[Records to use]
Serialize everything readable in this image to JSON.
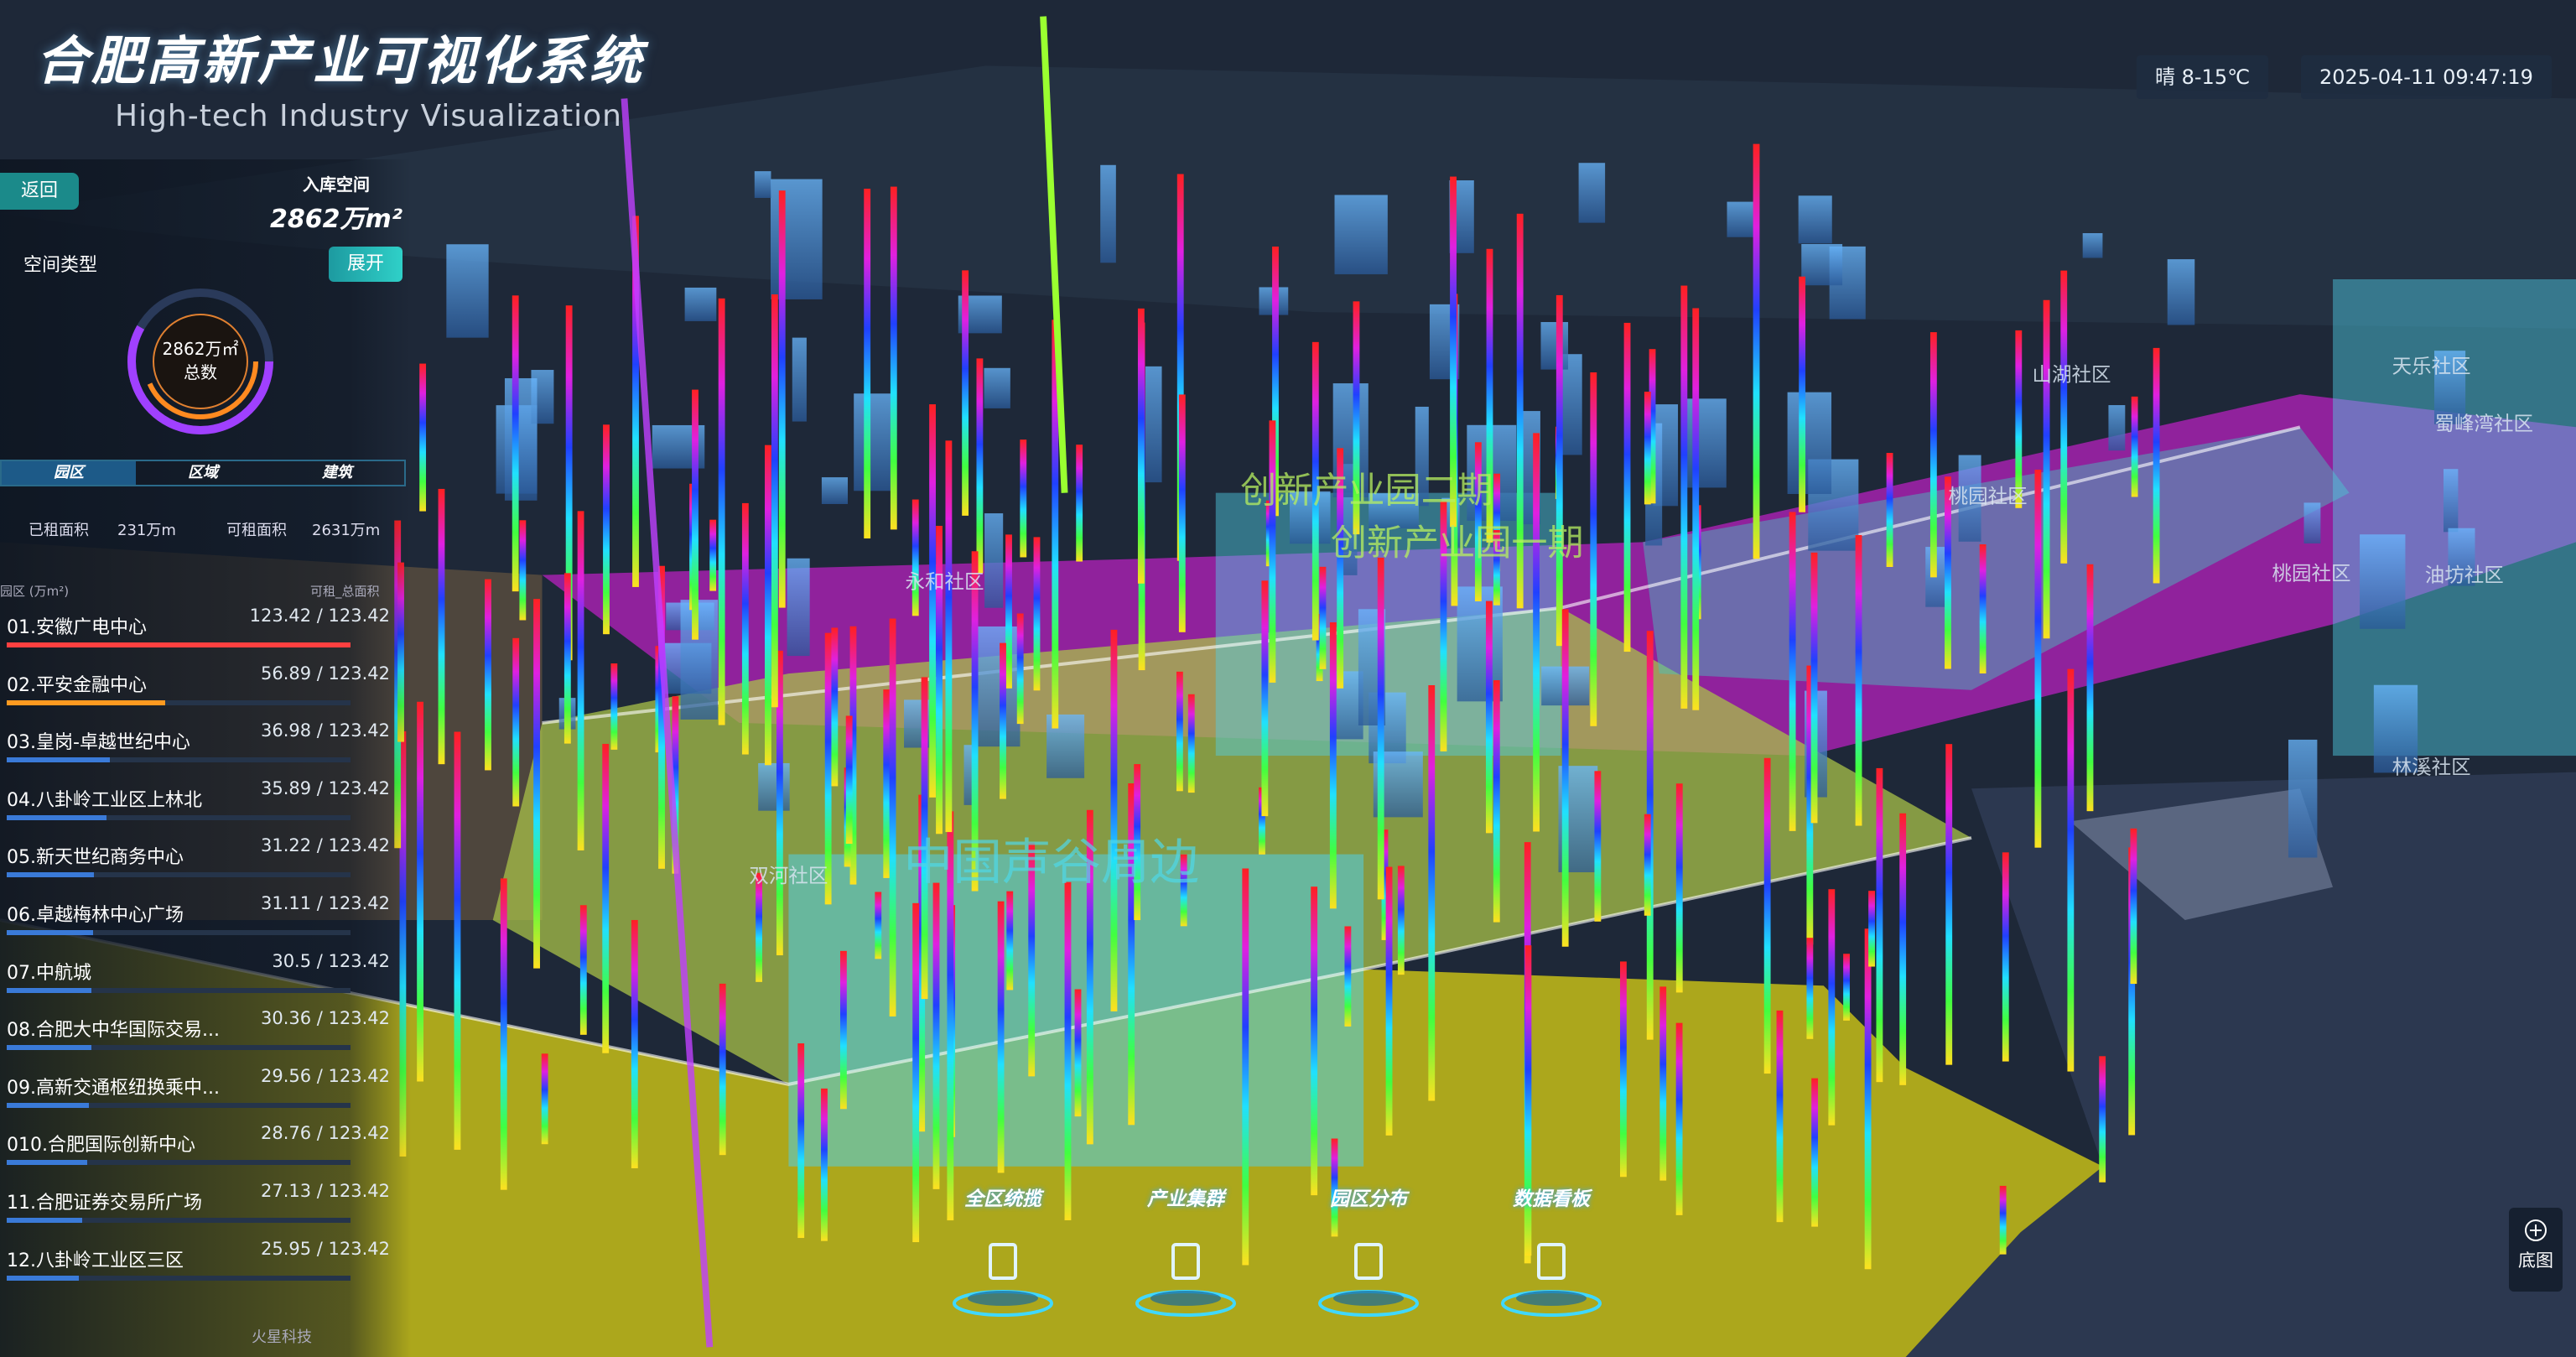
{
  "header": {
    "title": "合肥高新产业可视化系统",
    "subtitle": "High-tech Industry Visualization",
    "weather": "晴 8-15℃",
    "datetime": "2025-04-11 09:47:19"
  },
  "back": "返回",
  "stock": {
    "label": "入库空间",
    "value": "2862万m²"
  },
  "space": {
    "title": "空间类型",
    "expand": "展开",
    "donut_value": "2862万㎡",
    "donut_label": "总数"
  },
  "tabs": [
    "园区",
    "区域",
    "建筑"
  ],
  "summary": {
    "rented_label": "已租面积",
    "rented": "231万m",
    "available_label": "可租面积",
    "available": "2631万m"
  },
  "list": {
    "header_left": "园区 (万m²)",
    "header_right": "可租_总面积",
    "rows": [
      {
        "name": "01.安徽广电中心",
        "value": 123.42,
        "total": 123.42,
        "label": "123.42 / 123.42"
      },
      {
        "name": "02.平安金融中心",
        "value": 56.89,
        "total": 123.42,
        "label": "56.89 / 123.42"
      },
      {
        "name": "03.皇岗-卓越世纪中心",
        "value": 36.98,
        "total": 123.42,
        "label": "36.98 / 123.42"
      },
      {
        "name": "04.八卦岭工业区上林北",
        "value": 35.89,
        "total": 123.42,
        "label": "35.89 / 123.42"
      },
      {
        "name": "05.新天世纪商务中心",
        "value": 31.22,
        "total": 123.42,
        "label": "31.22 / 123.42"
      },
      {
        "name": "06.卓越梅林中心广场",
        "value": 31.11,
        "total": 123.42,
        "label": "31.11 / 123.42"
      },
      {
        "name": "07.中航城",
        "value": 30.5,
        "total": 123.42,
        "label": "30.5 / 123.42"
      },
      {
        "name": "08.合肥大中华国际交易...",
        "value": 30.36,
        "total": 123.42,
        "label": "30.36 / 123.42"
      },
      {
        "name": "09.高新交通枢纽换乘中...",
        "value": 29.56,
        "total": 123.42,
        "label": "29.56 / 123.42"
      },
      {
        "name": "010.合肥国际创新中心",
        "value": 28.76,
        "total": 123.42,
        "label": "28.76 / 123.42"
      },
      {
        "name": "11.合肥证券交易所广场",
        "value": 27.13,
        "total": 123.42,
        "label": "27.13 / 123.42"
      },
      {
        "name": "12.八卦岭工业区三区",
        "value": 25.95,
        "total": 123.42,
        "label": "25.95 / 123.42"
      }
    ]
  },
  "map": {
    "labels": [
      "山湖社区",
      "天乐社区",
      "蜀峰湾社区",
      "桃园社区",
      "桃园社区",
      "油坊社区",
      "林溪社区",
      "永和社区",
      "双河社区",
      "中国声谷周边",
      "创新产业园二期",
      "创新产业园一期"
    ]
  },
  "nav": [
    "全区统揽",
    "产业集群",
    "园区分布",
    "数据看板"
  ],
  "basemap": "底图",
  "watermark": "火星科技"
}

[Given instruction] Every line is to be duplicated exactly, though pictures stay out.

[Task result]
Serialize everything readable in this image to JSON.
{
  "header": {
    "title": "合肥高新产业可视化系统",
    "subtitle": "High-tech Industry Visualization",
    "weather": "晴 8-15℃",
    "datetime": "2025-04-11 09:47:19"
  },
  "back": "返回",
  "stock": {
    "label": "入库空间",
    "value": "2862万m²"
  },
  "space": {
    "title": "空间类型",
    "expand": "展开",
    "donut_value": "2862万㎡",
    "donut_label": "总数"
  },
  "tabs": [
    "园区",
    "区域",
    "建筑"
  ],
  "summary": {
    "rented_label": "已租面积",
    "rented": "231万m",
    "available_label": "可租面积",
    "available": "2631万m"
  },
  "list": {
    "header_left": "园区 (万m²)",
    "header_right": "可租_总面积",
    "rows": [
      {
        "name": "01.安徽广电中心",
        "value": 123.42,
        "total": 123.42,
        "label": "123.42 / 123.42"
      },
      {
        "name": "02.平安金融中心",
        "value": 56.89,
        "total": 123.42,
        "label": "56.89 / 123.42"
      },
      {
        "name": "03.皇岗-卓越世纪中心",
        "value": 36.98,
        "total": 123.42,
        "label": "36.98 / 123.42"
      },
      {
        "name": "04.八卦岭工业区上林北",
        "value": 35.89,
        "total": 123.42,
        "label": "35.89 / 123.42"
      },
      {
        "name": "05.新天世纪商务中心",
        "value": 31.22,
        "total": 123.42,
        "label": "31.22 / 123.42"
      },
      {
        "name": "06.卓越梅林中心广场",
        "value": 31.11,
        "total": 123.42,
        "label": "31.11 / 123.42"
      },
      {
        "name": "07.中航城",
        "value": 30.5,
        "total": 123.42,
        "label": "30.5 / 123.42"
      },
      {
        "name": "08.合肥大中华国际交易...",
        "value": 30.36,
        "total": 123.42,
        "label": "30.36 / 123.42"
      },
      {
        "name": "09.高新交通枢纽换乘中...",
        "value": 29.56,
        "total": 123.42,
        "label": "29.56 / 123.42"
      },
      {
        "name": "010.合肥国际创新中心",
        "value": 28.76,
        "total": 123.42,
        "label": "28.76 / 123.42"
      },
      {
        "name": "11.合肥证券交易所广场",
        "value": 27.13,
        "total": 123.42,
        "label": "27.13 / 123.42"
      },
      {
        "name": "12.八卦岭工业区三区",
        "value": 25.95,
        "total": 123.42,
        "label": "25.95 / 123.42"
      }
    ]
  },
  "map": {
    "labels": [
      "山湖社区",
      "天乐社区",
      "蜀峰湾社区",
      "桃园社区",
      "桃园社区",
      "油坊社区",
      "林溪社区",
      "永和社区",
      "双河社区",
      "中国声谷周边",
      "创新产业园二期",
      "创新产业园一期"
    ]
  },
  "nav": [
    "全区统揽",
    "产业集群",
    "园区分布",
    "数据看板"
  ],
  "basemap": "底图",
  "watermark": "火星科技"
}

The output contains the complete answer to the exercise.